— SET TASK —
What is the number of lines in the data holding the word "manage"? Give that number by itself.

— RAW DATA —
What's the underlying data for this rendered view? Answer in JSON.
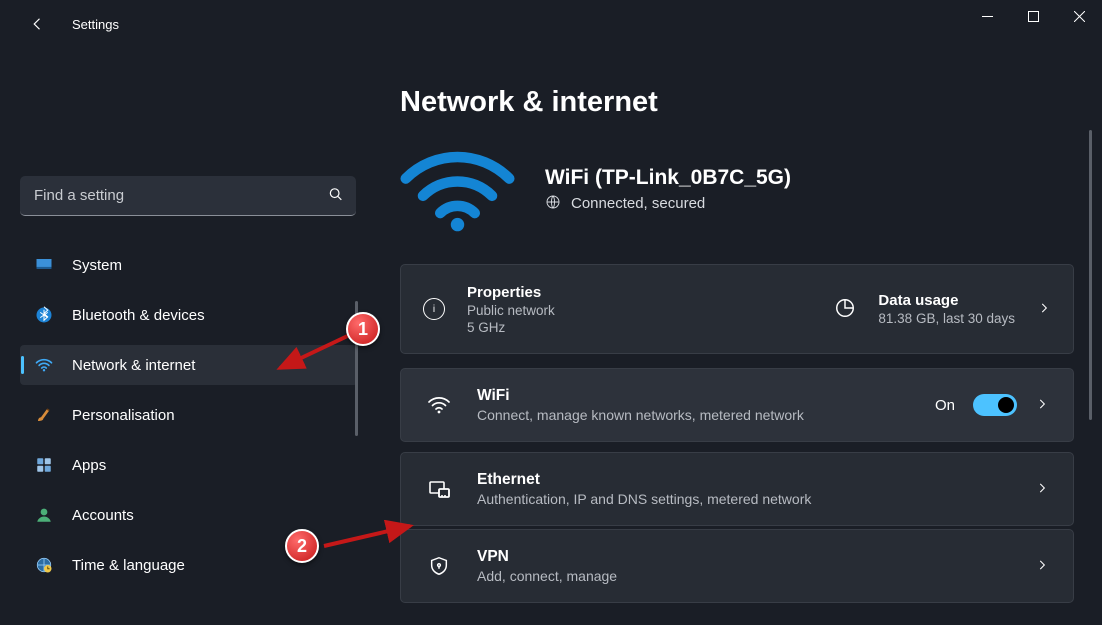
{
  "window": {
    "title": "Settings"
  },
  "search": {
    "placeholder": "Find a setting"
  },
  "sidebar": {
    "items": [
      {
        "label": "System"
      },
      {
        "label": "Bluetooth & devices"
      },
      {
        "label": "Network & internet"
      },
      {
        "label": "Personalisation"
      },
      {
        "label": "Apps"
      },
      {
        "label": "Accounts"
      },
      {
        "label": "Time & language"
      }
    ],
    "selected_index": 2
  },
  "page": {
    "title": "Network & internet",
    "connection": {
      "name": "WiFi (TP-Link_0B7C_5G)",
      "status": "Connected, secured"
    },
    "properties": {
      "label": "Properties",
      "line1": "Public network",
      "line2": "5 GHz"
    },
    "data_usage": {
      "label": "Data usage",
      "detail": "81.38 GB, last 30 days"
    },
    "rows": {
      "wifi": {
        "title": "WiFi",
        "detail": "Connect, manage known networks, metered network",
        "state_label": "On",
        "on": true
      },
      "ethernet": {
        "title": "Ethernet",
        "detail": "Authentication, IP and DNS settings, metered network"
      },
      "vpn": {
        "title": "VPN",
        "detail": "Add, connect, manage"
      }
    }
  },
  "annotations": {
    "badge1": "1",
    "badge2": "2"
  },
  "colors": {
    "accent": "#4cc2ff"
  }
}
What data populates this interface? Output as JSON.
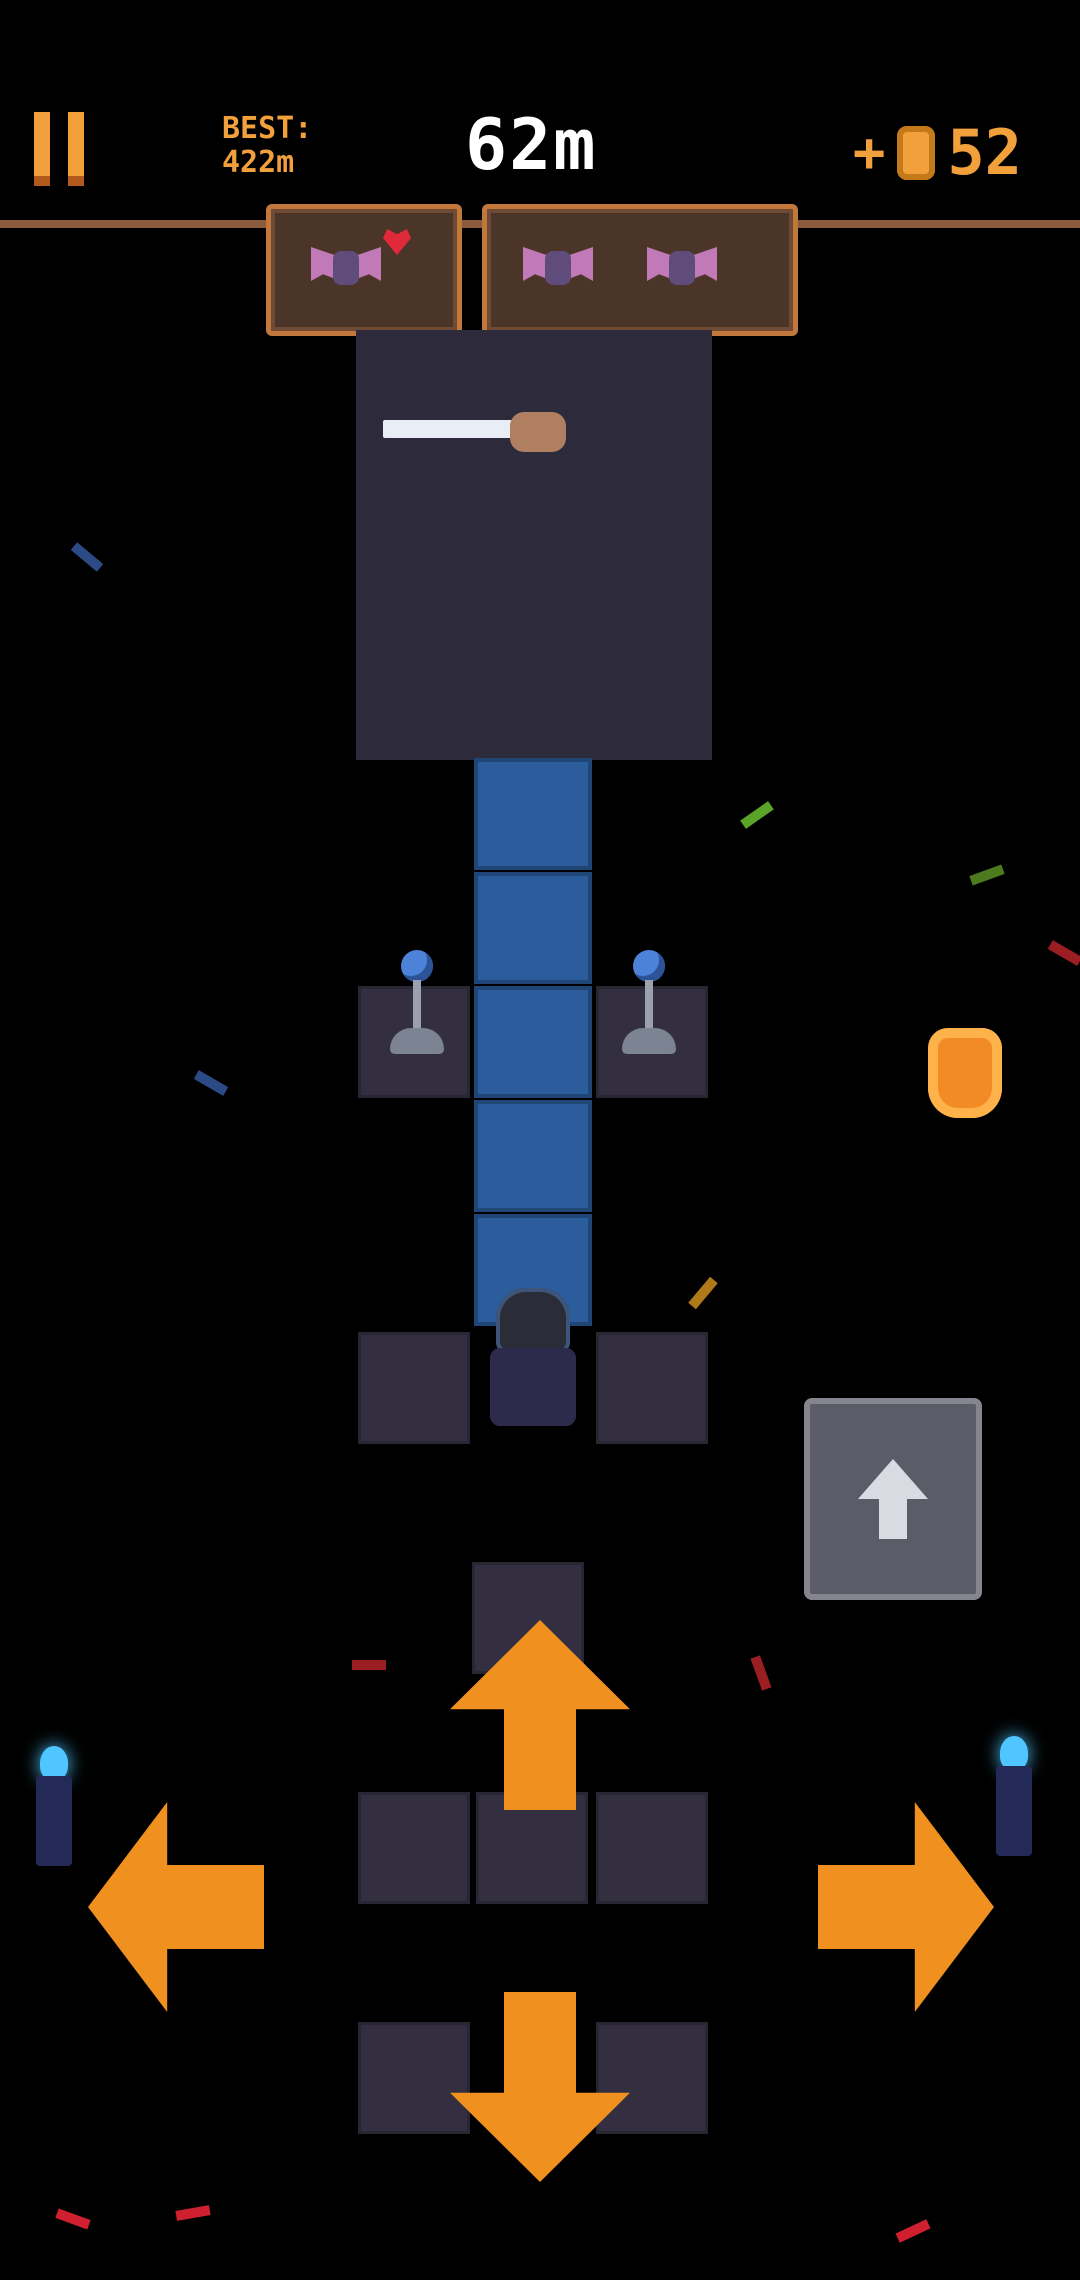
{
  "hud": {
    "best_label": "BEST:",
    "best_value": "422m",
    "distance": "62m",
    "coin_plus": "+",
    "coins": "52"
  },
  "colors": {
    "accent_orange": "#f0901f",
    "ice_blue": "#2b5d9c",
    "torch_blue": "#4fc6ff"
  },
  "enemy_panels": [
    {
      "bats": 1,
      "heart": true
    },
    {
      "bats": 2,
      "heart": false
    }
  ],
  "controls": {
    "jump_icon": "arrow-up-icon",
    "dpad": [
      "arrow-up-icon",
      "arrow-left-icon",
      "arrow-right-icon",
      "arrow-down-icon"
    ]
  }
}
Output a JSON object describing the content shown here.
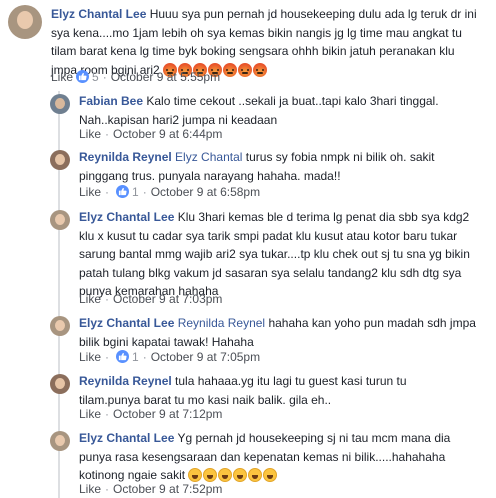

— WRITTEN REPLY —
2